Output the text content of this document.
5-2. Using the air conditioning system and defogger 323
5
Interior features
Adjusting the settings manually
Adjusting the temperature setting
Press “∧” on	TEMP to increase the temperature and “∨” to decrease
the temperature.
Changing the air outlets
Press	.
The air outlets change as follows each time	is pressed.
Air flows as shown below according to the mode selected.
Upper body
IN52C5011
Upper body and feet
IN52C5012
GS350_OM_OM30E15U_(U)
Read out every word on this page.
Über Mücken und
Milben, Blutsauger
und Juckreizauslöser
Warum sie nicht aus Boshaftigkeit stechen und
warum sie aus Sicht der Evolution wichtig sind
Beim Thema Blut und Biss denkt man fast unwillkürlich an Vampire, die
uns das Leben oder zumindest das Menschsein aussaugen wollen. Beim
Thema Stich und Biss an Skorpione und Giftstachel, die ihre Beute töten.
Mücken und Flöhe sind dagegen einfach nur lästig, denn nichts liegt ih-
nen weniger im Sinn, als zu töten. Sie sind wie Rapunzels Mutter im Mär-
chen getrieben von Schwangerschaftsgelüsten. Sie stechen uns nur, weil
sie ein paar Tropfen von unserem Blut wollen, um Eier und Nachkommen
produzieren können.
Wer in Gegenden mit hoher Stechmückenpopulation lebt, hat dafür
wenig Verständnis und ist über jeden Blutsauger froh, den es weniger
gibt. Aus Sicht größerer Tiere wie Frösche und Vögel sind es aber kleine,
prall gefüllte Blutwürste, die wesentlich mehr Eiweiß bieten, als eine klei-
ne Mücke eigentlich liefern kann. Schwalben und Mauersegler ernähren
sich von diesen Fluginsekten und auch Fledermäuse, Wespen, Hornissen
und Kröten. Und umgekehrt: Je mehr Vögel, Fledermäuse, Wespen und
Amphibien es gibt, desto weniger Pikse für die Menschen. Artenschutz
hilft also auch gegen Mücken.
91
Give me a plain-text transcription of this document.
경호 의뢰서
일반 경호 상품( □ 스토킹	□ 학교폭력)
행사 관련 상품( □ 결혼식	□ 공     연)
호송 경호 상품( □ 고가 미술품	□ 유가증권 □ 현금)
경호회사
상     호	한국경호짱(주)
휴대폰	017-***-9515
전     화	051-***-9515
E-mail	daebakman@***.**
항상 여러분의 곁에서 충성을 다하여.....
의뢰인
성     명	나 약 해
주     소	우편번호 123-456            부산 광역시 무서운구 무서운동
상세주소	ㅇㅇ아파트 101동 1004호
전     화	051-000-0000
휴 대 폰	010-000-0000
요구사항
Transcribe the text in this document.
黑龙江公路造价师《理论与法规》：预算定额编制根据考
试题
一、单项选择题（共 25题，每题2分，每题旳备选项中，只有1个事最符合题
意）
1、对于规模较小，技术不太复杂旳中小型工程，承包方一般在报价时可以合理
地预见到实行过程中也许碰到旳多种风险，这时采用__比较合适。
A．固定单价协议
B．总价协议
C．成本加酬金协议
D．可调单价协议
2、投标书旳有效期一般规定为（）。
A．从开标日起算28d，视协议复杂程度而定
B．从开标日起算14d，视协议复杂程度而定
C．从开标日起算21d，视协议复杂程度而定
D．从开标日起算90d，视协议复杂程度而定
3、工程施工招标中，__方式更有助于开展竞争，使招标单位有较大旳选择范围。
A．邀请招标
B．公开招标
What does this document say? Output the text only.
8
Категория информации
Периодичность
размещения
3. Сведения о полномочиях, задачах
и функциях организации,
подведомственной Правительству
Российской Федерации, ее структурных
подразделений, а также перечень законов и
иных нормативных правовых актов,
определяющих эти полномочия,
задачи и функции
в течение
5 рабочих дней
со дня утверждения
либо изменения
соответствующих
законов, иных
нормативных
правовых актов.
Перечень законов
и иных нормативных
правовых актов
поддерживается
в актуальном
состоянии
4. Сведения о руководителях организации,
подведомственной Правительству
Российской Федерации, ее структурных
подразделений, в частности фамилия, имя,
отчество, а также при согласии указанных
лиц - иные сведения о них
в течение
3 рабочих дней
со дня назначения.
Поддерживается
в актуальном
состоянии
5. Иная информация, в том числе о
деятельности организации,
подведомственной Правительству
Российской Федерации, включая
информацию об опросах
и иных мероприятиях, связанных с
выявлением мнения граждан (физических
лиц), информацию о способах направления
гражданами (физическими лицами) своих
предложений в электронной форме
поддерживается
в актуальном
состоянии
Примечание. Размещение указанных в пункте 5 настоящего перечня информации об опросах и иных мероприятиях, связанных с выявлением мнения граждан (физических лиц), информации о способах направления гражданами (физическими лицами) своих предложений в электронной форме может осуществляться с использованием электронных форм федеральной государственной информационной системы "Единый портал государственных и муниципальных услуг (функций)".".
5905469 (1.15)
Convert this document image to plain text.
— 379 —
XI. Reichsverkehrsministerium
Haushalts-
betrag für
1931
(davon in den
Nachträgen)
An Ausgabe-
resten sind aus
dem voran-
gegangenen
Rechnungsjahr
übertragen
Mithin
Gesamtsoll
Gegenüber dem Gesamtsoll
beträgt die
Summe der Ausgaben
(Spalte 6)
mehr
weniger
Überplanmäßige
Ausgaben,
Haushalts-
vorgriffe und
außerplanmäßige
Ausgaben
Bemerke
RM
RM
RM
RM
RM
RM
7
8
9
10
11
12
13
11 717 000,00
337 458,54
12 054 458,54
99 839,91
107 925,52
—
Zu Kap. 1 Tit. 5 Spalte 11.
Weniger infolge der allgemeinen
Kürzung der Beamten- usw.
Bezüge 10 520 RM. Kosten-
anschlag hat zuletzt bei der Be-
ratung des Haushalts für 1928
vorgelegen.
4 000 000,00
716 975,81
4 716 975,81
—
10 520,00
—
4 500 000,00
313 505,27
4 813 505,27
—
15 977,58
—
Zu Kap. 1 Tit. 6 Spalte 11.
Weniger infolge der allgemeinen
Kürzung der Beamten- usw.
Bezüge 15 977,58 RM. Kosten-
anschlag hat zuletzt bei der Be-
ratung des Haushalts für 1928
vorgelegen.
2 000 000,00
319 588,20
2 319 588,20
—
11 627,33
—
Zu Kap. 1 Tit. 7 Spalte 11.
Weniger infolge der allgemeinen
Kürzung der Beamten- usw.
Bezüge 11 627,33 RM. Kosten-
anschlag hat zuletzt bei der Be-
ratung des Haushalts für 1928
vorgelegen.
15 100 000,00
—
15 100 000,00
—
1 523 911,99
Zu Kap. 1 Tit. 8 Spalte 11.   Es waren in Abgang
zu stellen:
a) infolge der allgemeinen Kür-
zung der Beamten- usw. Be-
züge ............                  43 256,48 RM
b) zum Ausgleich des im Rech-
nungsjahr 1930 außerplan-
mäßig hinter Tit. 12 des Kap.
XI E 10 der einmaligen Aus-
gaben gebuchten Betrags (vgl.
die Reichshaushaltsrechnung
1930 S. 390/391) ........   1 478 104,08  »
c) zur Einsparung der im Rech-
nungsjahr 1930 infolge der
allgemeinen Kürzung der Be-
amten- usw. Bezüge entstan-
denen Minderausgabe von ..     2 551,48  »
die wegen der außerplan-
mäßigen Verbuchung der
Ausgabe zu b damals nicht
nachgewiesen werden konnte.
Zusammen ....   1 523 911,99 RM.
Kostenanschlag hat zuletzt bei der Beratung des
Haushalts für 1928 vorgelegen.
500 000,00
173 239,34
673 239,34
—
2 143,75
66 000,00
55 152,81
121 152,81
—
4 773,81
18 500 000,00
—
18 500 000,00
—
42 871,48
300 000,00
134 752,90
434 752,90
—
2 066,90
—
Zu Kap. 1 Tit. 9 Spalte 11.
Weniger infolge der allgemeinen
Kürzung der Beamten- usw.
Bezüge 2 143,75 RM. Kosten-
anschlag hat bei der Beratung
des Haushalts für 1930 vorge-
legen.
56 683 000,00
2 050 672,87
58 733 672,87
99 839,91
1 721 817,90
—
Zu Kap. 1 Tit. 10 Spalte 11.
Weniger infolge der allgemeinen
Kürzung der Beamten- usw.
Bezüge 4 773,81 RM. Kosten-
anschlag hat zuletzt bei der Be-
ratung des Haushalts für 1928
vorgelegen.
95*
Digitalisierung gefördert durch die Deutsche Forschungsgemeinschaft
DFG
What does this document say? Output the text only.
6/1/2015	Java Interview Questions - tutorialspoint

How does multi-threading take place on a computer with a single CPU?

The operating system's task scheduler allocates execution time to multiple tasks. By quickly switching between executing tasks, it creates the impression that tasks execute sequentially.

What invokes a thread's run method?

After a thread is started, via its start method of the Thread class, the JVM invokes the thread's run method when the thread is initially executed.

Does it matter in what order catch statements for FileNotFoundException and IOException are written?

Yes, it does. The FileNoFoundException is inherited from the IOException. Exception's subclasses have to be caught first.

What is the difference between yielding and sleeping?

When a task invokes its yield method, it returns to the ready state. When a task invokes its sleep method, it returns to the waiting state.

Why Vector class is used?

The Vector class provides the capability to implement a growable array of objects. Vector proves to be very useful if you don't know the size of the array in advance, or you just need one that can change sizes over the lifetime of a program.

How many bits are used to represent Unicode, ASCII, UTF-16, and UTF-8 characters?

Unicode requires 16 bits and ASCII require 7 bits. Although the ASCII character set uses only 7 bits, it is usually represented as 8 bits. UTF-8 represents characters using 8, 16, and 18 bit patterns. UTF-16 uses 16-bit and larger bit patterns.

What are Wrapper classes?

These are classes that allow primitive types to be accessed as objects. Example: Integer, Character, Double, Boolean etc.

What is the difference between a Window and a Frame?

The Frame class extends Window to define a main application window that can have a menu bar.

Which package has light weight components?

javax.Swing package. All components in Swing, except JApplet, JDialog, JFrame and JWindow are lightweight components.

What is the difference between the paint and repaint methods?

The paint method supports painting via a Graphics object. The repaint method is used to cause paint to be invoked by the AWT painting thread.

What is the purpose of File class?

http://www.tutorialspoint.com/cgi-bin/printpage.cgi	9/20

> Written exercise:
Where a line holds "components", copy it out.

> Exercise solution:
Which package has light weight components?
javax.Swing package. All components in Swing, except JApplet, JDialog, JFrame and JWindow are lightweight components.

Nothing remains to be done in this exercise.